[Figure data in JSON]
++++

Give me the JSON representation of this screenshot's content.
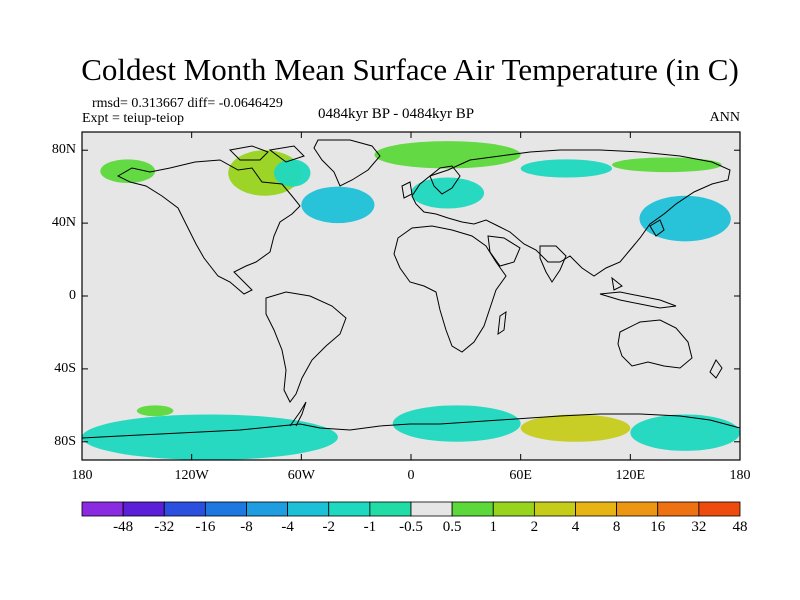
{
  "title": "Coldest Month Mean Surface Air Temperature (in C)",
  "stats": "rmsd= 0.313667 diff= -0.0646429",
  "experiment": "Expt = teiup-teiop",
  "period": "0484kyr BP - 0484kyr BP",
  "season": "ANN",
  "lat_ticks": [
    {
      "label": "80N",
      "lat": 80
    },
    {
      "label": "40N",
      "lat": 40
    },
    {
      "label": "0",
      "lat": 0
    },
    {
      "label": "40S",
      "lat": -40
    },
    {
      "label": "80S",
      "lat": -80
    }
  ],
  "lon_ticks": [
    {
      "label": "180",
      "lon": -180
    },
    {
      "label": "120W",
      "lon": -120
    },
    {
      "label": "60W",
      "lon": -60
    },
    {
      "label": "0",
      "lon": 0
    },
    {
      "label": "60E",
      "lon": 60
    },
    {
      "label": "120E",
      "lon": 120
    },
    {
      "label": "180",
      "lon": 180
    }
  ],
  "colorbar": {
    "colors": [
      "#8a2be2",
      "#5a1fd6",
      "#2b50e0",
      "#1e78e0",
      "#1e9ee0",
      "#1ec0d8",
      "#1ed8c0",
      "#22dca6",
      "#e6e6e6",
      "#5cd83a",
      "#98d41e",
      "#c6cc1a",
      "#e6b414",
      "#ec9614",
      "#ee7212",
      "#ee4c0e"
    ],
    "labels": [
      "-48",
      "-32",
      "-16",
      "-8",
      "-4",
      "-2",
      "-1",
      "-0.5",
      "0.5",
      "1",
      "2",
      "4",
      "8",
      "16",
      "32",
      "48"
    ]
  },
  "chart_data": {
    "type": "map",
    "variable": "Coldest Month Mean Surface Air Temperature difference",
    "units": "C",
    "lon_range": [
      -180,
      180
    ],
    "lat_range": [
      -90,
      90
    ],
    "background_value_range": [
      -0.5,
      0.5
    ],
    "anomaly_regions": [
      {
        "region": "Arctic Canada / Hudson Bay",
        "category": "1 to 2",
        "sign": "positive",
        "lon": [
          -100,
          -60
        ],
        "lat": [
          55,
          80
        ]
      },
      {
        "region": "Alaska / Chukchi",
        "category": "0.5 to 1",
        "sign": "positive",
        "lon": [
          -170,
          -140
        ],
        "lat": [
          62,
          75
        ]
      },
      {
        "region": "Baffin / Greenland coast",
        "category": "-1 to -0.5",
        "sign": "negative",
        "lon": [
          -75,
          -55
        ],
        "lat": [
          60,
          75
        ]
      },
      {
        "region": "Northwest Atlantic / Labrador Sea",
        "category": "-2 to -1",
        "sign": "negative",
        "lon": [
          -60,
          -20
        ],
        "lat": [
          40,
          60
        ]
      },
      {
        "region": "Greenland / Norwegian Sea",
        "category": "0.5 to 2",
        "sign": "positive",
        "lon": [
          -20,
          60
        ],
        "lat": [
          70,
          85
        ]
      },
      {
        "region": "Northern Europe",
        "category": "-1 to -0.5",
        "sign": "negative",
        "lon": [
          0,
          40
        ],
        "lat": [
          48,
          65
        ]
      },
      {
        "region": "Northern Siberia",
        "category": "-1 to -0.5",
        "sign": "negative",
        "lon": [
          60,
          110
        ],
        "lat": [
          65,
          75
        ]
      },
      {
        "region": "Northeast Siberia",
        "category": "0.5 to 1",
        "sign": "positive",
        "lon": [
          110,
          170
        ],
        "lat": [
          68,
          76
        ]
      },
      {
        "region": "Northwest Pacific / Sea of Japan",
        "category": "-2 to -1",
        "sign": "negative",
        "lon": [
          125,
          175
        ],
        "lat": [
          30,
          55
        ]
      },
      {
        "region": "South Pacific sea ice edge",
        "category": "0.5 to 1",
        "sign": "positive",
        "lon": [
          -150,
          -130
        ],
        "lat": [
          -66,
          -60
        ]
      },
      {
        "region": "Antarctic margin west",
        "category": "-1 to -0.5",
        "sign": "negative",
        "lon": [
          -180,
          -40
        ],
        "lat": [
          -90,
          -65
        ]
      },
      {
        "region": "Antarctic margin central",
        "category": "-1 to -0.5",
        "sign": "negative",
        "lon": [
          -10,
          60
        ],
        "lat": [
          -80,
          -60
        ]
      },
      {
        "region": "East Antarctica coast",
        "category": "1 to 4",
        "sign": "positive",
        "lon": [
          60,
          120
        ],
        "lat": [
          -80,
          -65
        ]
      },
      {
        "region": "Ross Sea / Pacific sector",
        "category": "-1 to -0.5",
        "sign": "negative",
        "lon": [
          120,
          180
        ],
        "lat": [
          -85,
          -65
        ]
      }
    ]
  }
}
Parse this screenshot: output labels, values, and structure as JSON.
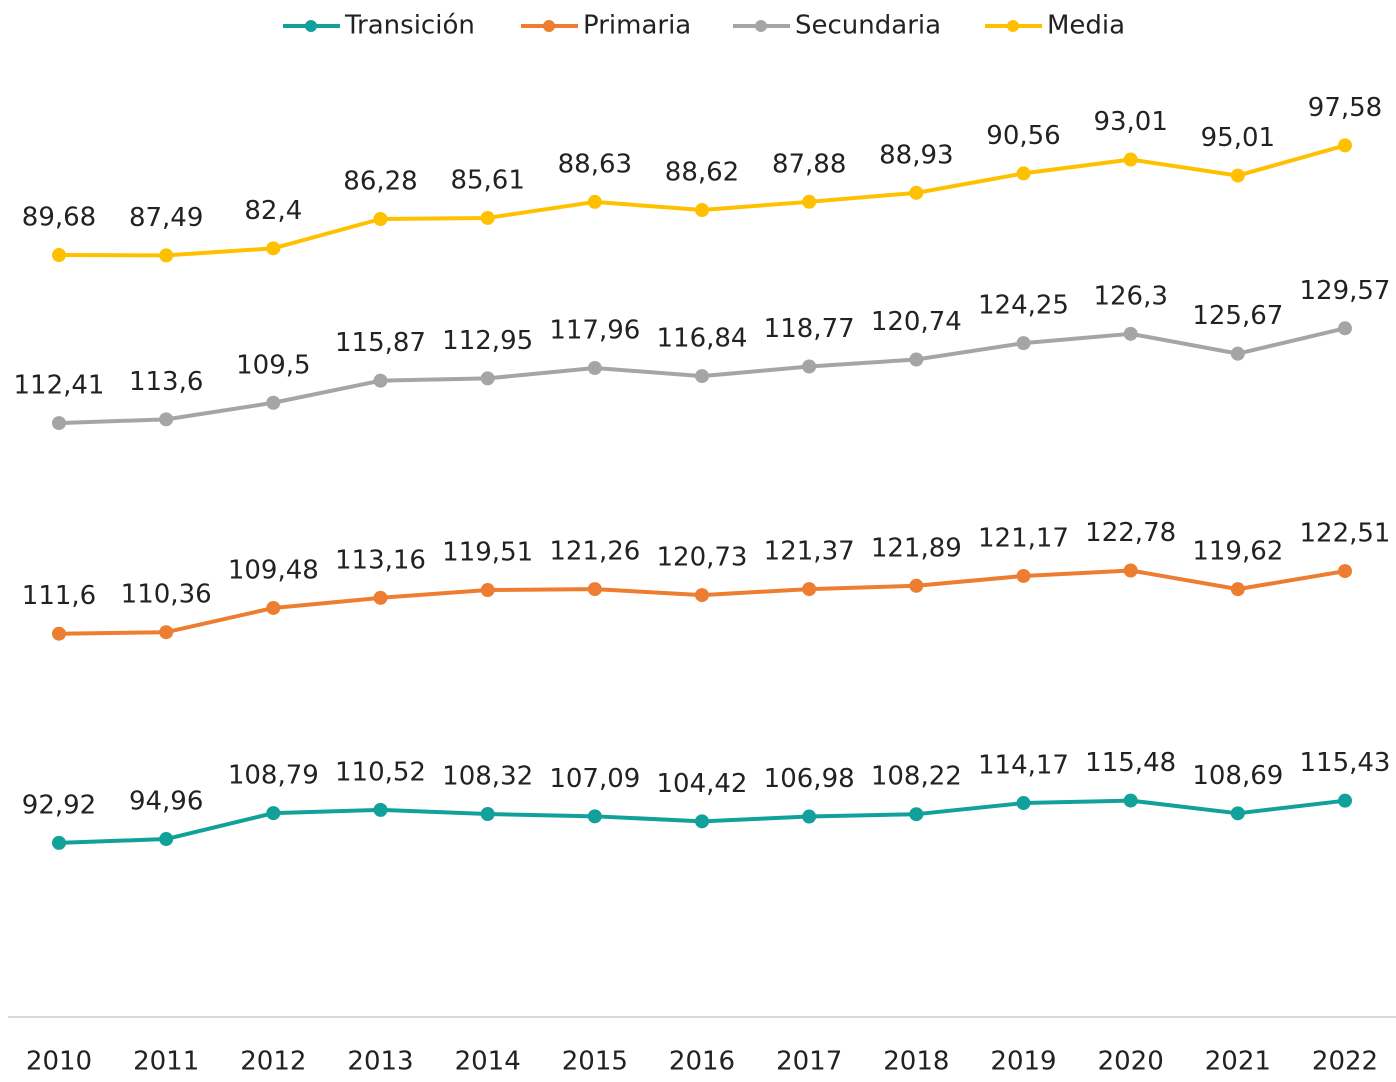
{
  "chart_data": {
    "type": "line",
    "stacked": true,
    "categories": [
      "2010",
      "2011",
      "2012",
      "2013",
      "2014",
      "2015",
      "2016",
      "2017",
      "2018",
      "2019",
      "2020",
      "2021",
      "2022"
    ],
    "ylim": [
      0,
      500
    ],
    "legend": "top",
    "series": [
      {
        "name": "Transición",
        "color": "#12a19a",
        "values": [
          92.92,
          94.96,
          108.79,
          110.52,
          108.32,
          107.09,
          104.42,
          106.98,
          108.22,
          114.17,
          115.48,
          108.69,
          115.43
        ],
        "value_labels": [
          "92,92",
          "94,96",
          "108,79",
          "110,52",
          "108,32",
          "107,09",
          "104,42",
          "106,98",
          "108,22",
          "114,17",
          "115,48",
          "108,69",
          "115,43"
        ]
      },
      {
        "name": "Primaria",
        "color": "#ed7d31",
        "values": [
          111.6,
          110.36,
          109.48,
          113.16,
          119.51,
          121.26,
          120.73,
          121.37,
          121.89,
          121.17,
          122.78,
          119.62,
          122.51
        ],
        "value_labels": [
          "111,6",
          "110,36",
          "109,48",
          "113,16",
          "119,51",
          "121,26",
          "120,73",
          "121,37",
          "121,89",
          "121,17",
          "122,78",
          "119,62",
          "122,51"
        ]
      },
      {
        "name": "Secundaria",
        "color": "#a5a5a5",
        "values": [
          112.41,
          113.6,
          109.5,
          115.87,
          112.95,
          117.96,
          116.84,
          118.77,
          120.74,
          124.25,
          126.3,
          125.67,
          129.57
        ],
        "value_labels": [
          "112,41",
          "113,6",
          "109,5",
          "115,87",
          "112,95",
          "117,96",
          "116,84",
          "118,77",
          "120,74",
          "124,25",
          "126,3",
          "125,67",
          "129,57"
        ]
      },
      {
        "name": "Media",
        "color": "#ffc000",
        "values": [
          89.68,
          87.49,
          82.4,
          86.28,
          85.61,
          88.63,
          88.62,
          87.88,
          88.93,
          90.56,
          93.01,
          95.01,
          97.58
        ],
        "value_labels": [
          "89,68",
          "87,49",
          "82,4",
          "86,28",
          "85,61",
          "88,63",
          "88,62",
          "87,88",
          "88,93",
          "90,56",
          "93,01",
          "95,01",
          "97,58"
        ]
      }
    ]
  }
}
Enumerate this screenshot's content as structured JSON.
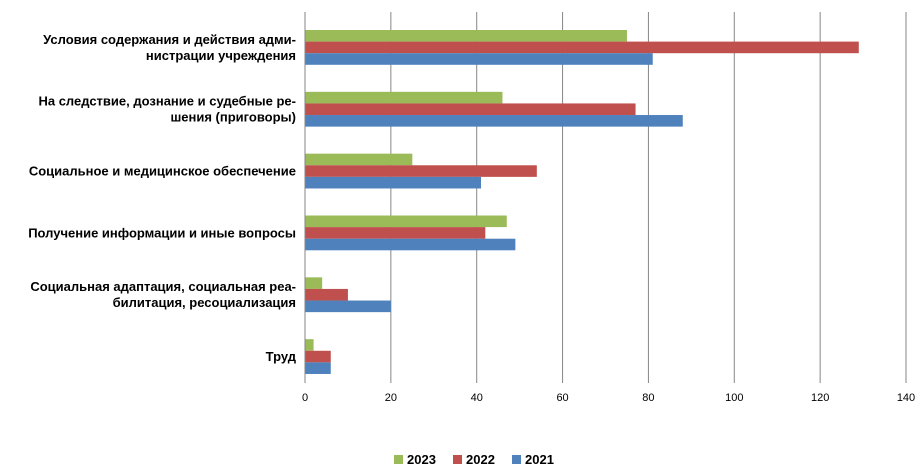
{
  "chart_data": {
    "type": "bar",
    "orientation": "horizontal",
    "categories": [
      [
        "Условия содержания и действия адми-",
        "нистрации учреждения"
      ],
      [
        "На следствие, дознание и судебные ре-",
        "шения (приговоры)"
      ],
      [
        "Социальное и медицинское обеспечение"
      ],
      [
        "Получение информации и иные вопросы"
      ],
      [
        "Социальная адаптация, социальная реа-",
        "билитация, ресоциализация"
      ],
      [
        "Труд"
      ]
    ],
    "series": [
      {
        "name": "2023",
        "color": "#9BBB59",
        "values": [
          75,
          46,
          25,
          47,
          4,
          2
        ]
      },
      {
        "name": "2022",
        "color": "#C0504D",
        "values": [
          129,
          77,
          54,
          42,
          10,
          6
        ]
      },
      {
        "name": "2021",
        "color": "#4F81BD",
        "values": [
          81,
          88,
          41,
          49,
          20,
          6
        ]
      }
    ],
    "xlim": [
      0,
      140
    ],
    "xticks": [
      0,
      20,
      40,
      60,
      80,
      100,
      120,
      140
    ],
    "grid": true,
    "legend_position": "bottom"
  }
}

++++

### Given problem
Which lines of the material contain the string "Northwest"? List each of them.

### Final result
        "region": "Northwest Atlantic / Labrador Sea",
        "region": "Northwest Pacific / Sea of Japan",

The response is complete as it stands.